To do
What number of lines contain the word "name"? Reply with the number and nothing else.

## Start

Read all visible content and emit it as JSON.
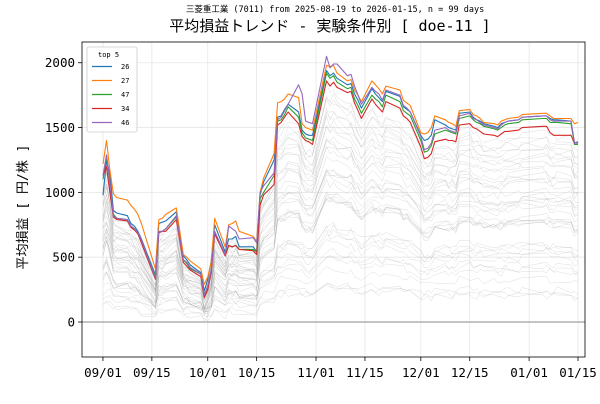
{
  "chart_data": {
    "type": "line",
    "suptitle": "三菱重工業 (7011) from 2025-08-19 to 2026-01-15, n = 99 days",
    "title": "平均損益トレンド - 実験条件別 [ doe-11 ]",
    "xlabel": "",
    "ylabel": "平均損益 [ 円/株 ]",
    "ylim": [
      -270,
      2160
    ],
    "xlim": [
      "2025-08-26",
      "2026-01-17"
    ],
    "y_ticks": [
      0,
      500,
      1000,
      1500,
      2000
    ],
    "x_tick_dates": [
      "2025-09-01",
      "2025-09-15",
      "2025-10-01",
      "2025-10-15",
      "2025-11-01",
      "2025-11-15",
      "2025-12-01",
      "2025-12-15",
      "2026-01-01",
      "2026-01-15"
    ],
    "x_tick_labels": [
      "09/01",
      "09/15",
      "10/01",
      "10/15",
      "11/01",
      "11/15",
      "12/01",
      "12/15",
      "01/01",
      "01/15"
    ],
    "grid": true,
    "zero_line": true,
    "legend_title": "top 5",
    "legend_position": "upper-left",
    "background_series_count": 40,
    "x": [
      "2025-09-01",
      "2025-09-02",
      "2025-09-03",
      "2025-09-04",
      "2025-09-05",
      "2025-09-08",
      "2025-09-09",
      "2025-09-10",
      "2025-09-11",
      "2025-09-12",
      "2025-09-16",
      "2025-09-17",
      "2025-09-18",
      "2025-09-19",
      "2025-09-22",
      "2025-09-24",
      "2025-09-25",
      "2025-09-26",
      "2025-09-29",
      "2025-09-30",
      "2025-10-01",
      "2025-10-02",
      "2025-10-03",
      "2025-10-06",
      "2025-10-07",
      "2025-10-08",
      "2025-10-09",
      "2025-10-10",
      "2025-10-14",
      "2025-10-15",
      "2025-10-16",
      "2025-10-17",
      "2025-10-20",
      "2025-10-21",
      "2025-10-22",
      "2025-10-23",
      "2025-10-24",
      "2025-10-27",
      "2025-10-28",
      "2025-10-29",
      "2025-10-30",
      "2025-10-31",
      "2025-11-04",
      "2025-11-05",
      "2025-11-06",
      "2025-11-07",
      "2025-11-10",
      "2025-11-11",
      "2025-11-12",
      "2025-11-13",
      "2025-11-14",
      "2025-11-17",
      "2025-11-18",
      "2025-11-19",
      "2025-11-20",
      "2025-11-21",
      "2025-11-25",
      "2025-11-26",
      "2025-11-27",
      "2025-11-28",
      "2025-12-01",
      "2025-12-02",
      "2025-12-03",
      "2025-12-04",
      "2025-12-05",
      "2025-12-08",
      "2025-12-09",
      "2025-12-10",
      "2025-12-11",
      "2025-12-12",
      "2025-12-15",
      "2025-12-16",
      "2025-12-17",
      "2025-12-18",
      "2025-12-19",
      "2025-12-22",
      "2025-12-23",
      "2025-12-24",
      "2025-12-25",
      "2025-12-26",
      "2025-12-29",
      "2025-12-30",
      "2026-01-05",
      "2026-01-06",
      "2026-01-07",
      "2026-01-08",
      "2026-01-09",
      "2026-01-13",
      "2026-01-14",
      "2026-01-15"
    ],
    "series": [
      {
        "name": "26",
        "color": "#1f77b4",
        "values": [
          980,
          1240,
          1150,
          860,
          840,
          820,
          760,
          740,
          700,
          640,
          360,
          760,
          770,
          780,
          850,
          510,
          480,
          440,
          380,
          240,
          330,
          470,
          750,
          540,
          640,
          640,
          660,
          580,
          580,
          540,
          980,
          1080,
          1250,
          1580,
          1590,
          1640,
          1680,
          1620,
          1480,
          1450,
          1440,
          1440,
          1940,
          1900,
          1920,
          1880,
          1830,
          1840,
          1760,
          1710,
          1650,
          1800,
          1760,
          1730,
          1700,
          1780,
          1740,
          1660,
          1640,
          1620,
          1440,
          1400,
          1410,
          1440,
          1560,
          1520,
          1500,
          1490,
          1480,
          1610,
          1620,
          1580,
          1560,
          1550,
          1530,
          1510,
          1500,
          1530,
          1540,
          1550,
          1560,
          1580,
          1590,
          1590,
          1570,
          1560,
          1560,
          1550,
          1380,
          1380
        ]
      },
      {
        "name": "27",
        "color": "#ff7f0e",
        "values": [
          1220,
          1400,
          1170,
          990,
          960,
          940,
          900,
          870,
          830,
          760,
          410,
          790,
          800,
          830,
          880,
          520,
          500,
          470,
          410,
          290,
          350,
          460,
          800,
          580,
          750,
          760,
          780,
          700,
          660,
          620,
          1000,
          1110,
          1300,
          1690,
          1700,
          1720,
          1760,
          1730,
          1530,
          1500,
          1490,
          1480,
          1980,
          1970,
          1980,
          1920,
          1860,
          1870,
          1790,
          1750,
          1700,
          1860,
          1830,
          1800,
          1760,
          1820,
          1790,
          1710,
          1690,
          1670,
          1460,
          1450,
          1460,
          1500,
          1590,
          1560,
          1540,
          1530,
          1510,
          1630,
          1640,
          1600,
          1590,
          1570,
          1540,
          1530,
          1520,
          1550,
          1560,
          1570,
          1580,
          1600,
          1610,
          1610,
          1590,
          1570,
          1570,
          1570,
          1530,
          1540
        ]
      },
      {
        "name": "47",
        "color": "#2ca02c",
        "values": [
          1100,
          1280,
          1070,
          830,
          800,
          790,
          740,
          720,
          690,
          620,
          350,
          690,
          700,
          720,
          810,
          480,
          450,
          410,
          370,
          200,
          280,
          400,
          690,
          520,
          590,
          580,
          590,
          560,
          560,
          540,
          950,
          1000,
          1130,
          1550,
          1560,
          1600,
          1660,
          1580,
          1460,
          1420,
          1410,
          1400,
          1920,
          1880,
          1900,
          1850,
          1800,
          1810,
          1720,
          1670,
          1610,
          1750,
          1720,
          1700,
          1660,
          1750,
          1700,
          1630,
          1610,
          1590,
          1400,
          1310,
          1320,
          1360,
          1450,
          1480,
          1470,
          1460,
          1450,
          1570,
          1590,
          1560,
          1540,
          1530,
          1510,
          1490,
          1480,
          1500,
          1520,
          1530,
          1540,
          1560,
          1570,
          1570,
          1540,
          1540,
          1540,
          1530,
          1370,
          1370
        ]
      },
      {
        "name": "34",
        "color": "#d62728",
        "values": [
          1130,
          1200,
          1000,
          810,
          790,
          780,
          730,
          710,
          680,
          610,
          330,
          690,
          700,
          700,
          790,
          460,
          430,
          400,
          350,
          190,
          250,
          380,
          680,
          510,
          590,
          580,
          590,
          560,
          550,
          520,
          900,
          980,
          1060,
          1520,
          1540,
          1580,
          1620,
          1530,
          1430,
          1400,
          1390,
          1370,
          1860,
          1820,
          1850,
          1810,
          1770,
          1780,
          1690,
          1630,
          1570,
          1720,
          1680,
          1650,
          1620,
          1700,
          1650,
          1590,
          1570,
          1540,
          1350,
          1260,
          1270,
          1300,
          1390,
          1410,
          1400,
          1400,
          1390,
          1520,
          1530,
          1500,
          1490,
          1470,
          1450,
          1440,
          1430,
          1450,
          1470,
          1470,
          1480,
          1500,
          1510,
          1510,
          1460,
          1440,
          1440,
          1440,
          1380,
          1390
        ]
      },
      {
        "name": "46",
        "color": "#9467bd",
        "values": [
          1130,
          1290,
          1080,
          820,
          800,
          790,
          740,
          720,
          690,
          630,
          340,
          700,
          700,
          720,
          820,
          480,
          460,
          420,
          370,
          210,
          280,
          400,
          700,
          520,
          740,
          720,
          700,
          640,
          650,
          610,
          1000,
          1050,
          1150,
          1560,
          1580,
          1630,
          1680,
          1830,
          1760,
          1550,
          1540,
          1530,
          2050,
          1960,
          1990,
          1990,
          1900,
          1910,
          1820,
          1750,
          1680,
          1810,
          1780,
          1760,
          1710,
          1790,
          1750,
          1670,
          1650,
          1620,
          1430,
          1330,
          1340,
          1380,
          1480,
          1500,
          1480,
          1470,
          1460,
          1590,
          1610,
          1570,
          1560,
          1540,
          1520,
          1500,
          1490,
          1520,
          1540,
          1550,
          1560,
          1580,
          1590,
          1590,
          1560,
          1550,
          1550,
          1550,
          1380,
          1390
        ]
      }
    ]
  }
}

## End

In response
5